Data entries:
====
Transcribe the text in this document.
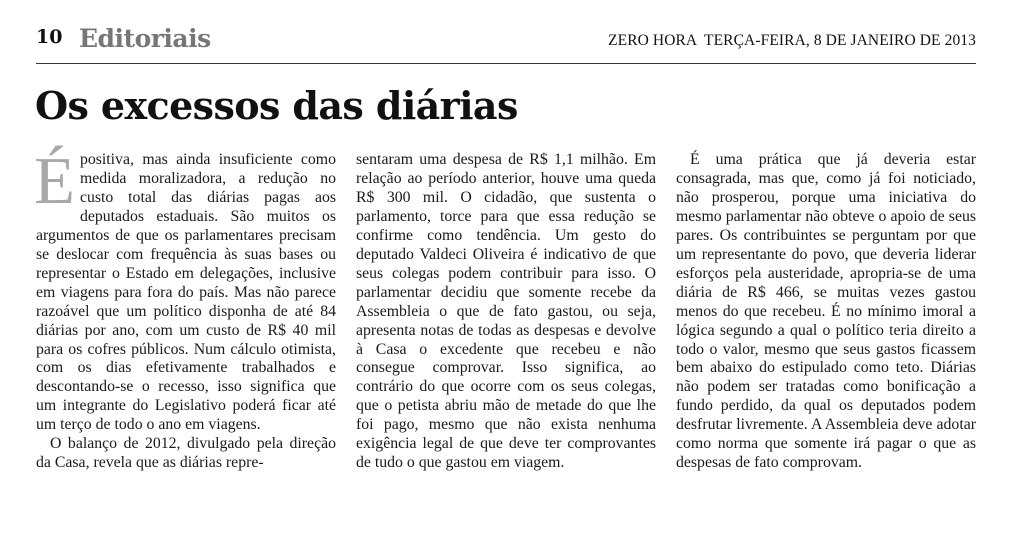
10 Editoriais	ZERO HORA  TERÇA-FEIRA, 8 DE JANEIRO DE 2013
Os excessos das diárias

Épositiva, mas ainda insuficiente como medida moralizadora, a redução no custo total das diárias pagas aos deputados estaduais. São muitos os argumentos de que os parlamentares precisam se deslocar com frequência às suas bases ou representar o Estado em delegações, inclusive em viagens para fora do país. Mas não parece razoável que um político disponha de até 84 diárias por ano, com um custo de R$ 40 mil para os cofres públicos. Num cálculo otimista, com os dias efetivamente trabalhados e descontando-se o recesso, isso significa que um integrante do Legislativo poderá ficar até um terço de todo o ano em viagens.

O balanço de 2012, divulgado pela direção da Casa, revela que as diárias repre-

sentaram uma despesa de R$ 1,1 milhão. Em relação ao período anterior, houve uma queda R$ 300 mil. O cidadão, que sustenta o parlamento, torce para que essa redução se confirme como tendência. Um gesto do deputado Valdeci Oliveira é indicativo de que seus colegas podem contribuir para isso. O parlamentar decidiu que somente recebe da Assembleia o que de fato gastou, ou seja, apresenta notas de todas as despesas e devolve à Casa o excedente que recebeu e não consegue comprovar. Isso significa, ao contrário do que ocorre com os seus colegas, que o petista abriu mão de metade do que lhe foi pago, mesmo que não exista nenhuma exigência legal de que deve ter comprovantes de tudo o que gastou em viagem.

É uma prática que já deveria estar consagrada, mas que, como já foi noticiado, não prosperou, porque uma iniciativa do mesmo parlamentar não obteve o apoio de seus pares. Os contribuintes se perguntam por que um representante do povo, que deveria liderar esforços pela austeridade, apropria-se de uma diária de R$ 466, se muitas vezes gastou menos do que recebeu. É no mínimo imoral a lógica segundo a qual o político teria direito a todo o valor, mesmo que seus gastos ficassem bem abaixo do estipulado como teto. Diárias não podem ser tratadas como bonificação a fundo perdido, da qual os deputados podem desfrutar livremente. A Assembleia deve adotar como norma que somente irá pagar o que as despesas de fato comprovam.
====
• Exercise brief
Reproduce every record above exactly, omitting the pictures.

• Answer to this task
Transcribe the text in this document.
10 Editoriais	ZERO HORA  TERÇA-FEIRA, 8 DE JANEIRO DE 2013
Os excessos das diárias

Épositiva, mas ainda insuficiente como medida moralizadora, a redução no custo total das diárias pagas aos deputados estaduais. São muitos os argumentos de que os parlamentares precisam se deslocar com frequência às suas bases ou representar o Estado em delegações, inclusive em viagens para fora do país. Mas não parece razoável que um político disponha de até 84 diárias por ano, com um custo de R$ 40 mil para os cofres públicos. Num cálculo otimista, com os dias efetivamente trabalhados e descontando-se o recesso, isso significa que um integrante do Legislativo poderá ficar até um terço de todo o ano em viagens.

O balanço de 2012, divulgado pela direção da Casa, revela que as diárias repre-

sentaram uma despesa de R$ 1,1 milhão. Em relação ao período anterior, houve uma queda R$ 300 mil. O cidadão, que sustenta o parlamento, torce para que essa redução se confirme como tendência. Um gesto do deputado Valdeci Oliveira é indicativo de que seus colegas podem contribuir para isso. O parlamentar decidiu que somente recebe da Assembleia o que de fato gastou, ou seja, apresenta notas de todas as despesas e devolve à Casa o excedente que recebeu e não consegue comprovar. Isso significa, ao contrário do que ocorre com os seus colegas, que o petista abriu mão de metade do que lhe foi pago, mesmo que não exista nenhuma exigência legal de que deve ter comprovantes de tudo o que gastou em viagem.

É uma prática que já deveria estar consagrada, mas que, como já foi noticiado, não prosperou, porque uma iniciativa do mesmo parlamentar não obteve o apoio de seus pares. Os contribuintes se perguntam por que um representante do povo, que deveria liderar esforços pela austeridade, apropria-se de uma diária de R$ 466, se muitas vezes gastou menos do que recebeu. É no mínimo imoral a lógica segundo a qual o político teria direito a todo o valor, mesmo que seus gastos ficassem bem abaixo do estipulado como teto. Diárias não podem ser tratadas como bonificação a fundo perdido, da qual os deputados podem desfrutar livremente. A Assembleia deve adotar como norma que somente irá pagar o que as despesas de fato comprovam.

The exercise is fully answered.